◆ WHAT IS EXPECTED:
Copy each line that contains the string "Taylor".

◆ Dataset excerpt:
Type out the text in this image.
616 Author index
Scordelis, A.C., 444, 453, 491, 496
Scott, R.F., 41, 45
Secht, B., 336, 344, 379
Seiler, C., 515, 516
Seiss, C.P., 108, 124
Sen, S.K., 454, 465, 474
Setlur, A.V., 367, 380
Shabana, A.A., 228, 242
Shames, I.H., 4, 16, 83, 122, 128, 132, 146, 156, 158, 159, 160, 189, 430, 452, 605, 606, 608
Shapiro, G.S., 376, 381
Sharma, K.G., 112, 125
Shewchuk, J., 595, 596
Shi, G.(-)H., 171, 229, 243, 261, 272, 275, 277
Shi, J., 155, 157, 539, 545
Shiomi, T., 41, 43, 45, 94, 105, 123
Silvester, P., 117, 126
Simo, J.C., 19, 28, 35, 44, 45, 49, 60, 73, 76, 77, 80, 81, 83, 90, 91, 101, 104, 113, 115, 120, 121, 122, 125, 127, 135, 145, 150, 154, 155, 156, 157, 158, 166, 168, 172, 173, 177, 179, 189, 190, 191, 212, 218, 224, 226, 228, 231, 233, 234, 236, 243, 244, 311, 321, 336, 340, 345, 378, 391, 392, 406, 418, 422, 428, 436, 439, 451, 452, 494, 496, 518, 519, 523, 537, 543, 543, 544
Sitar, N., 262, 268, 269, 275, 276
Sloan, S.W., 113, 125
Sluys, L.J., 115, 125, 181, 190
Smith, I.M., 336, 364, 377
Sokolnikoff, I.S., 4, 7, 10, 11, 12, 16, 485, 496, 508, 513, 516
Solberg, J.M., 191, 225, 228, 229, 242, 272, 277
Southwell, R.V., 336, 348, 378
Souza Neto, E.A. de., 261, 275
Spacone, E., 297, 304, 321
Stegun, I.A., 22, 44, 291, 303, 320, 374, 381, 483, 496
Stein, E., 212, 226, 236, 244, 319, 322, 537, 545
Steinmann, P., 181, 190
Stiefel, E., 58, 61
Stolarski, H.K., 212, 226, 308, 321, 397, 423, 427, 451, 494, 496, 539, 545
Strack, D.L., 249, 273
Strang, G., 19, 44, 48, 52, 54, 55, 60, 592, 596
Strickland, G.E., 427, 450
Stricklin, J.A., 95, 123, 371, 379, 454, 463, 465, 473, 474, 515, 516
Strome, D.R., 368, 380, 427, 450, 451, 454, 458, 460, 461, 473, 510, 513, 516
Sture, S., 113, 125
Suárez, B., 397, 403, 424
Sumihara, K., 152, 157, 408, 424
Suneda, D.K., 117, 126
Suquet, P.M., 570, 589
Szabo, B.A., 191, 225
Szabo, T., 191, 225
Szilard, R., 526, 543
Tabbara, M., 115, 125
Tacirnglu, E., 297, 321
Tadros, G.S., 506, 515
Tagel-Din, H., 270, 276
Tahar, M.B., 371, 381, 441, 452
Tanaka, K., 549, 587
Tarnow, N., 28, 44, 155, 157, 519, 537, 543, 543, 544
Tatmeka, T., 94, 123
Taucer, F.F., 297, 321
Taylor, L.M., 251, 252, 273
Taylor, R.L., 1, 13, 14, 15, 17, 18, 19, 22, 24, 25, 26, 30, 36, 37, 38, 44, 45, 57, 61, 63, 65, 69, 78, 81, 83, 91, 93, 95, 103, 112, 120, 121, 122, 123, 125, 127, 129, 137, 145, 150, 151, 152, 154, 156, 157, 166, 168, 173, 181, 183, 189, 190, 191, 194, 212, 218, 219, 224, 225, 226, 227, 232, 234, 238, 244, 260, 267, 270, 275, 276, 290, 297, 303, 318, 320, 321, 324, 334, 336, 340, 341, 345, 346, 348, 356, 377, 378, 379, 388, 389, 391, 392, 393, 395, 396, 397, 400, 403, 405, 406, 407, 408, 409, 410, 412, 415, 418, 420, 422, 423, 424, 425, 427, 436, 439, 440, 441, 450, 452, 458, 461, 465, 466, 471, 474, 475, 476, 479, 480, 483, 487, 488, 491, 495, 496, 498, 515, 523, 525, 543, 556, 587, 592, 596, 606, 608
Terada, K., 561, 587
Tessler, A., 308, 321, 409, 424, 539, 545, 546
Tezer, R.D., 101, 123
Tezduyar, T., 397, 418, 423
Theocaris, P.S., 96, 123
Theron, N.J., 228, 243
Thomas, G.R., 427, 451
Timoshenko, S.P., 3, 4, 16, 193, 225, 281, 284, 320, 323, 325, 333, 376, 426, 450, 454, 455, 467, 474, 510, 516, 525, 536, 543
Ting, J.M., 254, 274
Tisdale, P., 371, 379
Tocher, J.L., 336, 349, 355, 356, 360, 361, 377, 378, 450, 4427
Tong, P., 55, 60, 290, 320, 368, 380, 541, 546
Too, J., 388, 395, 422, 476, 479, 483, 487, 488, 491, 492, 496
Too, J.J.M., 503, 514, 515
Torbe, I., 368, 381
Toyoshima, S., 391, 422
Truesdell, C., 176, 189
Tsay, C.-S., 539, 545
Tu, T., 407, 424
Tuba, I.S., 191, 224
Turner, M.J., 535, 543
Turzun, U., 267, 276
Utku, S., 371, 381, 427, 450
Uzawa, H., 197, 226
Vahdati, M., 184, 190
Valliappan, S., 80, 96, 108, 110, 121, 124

◆ RESPONSE:
Taylor, L.M., 251, 252, 273
Taylor, R.L., 1, 13, 14, 15, 17, 18, 19, 22, 24, 25, 26, 30, 36, 37, 38, 44, 45, 57, 61, 63, 65, 69, 78, 81, 83, 91, 93, 95, 103, 112, 120, 121, 122, 123, 125, 127, 129, 137, 145, 150, 151, 152, 154, 156, 157, 166, 168, 173, 181, 183, 189, 190, 191, 194, 212, 218, 219, 224, 225, 226, 227, 232, 234, 238, 244, 260, 267, 270, 275, 276, 290, 297, 303, 318, 320, 321, 324, 334, 336, 340, 341, 345, 346, 348, 356, 377, 378, 379, 388, 389, 391, 392, 393, 395, 396, 397, 400, 403, 405, 406, 407, 408, 409, 410, 412, 415, 418, 420, 422, 423, 424, 425, 427, 436, 439, 440, 441, 450, 452, 458, 461, 465, 466, 471, 474, 475, 476, 479, 480, 483, 487, 488, 491, 495, 496, 498, 515, 523, 525, 543, 556, 587, 592, 596, 606, 608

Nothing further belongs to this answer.